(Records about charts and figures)
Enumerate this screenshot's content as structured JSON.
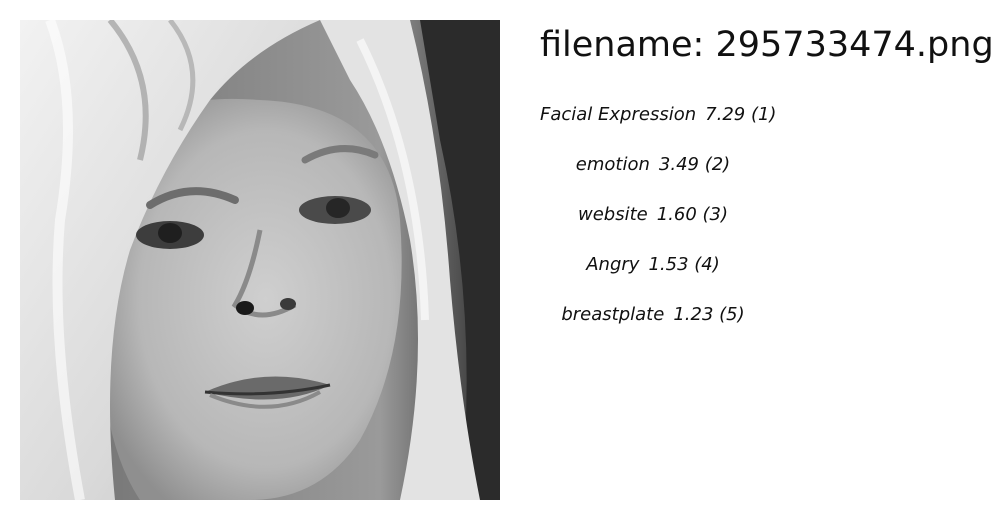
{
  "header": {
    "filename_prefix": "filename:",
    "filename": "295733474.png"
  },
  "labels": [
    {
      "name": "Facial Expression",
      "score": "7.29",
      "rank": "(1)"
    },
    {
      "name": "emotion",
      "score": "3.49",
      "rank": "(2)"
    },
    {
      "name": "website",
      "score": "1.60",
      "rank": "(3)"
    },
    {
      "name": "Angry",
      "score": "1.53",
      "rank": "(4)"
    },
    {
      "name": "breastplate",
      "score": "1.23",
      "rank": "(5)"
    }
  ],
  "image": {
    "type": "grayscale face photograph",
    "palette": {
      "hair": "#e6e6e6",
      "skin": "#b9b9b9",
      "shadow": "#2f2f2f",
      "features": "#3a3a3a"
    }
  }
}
* * *
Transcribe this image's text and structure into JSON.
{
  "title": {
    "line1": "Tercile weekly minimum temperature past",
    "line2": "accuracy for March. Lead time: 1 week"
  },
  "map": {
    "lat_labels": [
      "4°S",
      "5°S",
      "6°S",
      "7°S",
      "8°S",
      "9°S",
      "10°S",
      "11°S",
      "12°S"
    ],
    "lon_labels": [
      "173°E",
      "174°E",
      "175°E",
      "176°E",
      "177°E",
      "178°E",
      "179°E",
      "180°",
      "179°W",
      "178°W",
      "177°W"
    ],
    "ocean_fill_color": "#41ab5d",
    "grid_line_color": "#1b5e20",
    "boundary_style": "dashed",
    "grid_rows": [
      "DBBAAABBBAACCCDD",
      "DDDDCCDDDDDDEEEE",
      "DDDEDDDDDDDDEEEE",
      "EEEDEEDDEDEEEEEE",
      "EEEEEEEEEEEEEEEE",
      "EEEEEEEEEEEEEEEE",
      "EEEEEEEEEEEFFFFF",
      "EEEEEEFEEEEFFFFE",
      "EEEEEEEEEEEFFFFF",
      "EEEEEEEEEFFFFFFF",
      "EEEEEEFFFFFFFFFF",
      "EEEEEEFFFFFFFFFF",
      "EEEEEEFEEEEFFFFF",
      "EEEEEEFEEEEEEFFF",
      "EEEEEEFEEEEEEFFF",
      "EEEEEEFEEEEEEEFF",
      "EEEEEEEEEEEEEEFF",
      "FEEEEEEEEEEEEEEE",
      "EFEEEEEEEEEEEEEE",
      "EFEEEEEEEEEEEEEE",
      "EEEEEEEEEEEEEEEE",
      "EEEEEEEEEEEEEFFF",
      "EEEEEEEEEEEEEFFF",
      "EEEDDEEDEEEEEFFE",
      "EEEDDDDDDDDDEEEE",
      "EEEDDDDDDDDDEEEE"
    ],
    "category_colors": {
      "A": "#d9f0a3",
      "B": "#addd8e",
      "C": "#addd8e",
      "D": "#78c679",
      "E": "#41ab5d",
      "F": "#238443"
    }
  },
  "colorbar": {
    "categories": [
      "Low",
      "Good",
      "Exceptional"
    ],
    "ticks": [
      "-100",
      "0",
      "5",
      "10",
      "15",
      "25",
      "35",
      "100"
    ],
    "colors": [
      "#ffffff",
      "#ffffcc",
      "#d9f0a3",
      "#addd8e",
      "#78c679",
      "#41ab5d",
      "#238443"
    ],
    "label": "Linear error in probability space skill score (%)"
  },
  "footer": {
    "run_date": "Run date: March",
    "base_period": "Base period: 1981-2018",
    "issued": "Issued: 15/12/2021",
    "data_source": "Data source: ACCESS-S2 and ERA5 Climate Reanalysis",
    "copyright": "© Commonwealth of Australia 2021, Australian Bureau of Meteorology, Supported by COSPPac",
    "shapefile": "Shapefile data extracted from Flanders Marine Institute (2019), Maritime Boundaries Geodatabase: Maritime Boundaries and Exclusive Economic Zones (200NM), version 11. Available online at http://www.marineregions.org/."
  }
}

Written request: Go through the data and gather every line that holds "image".

Exercise response:
  "image": {
Transcribe this image's text and structure into JSON.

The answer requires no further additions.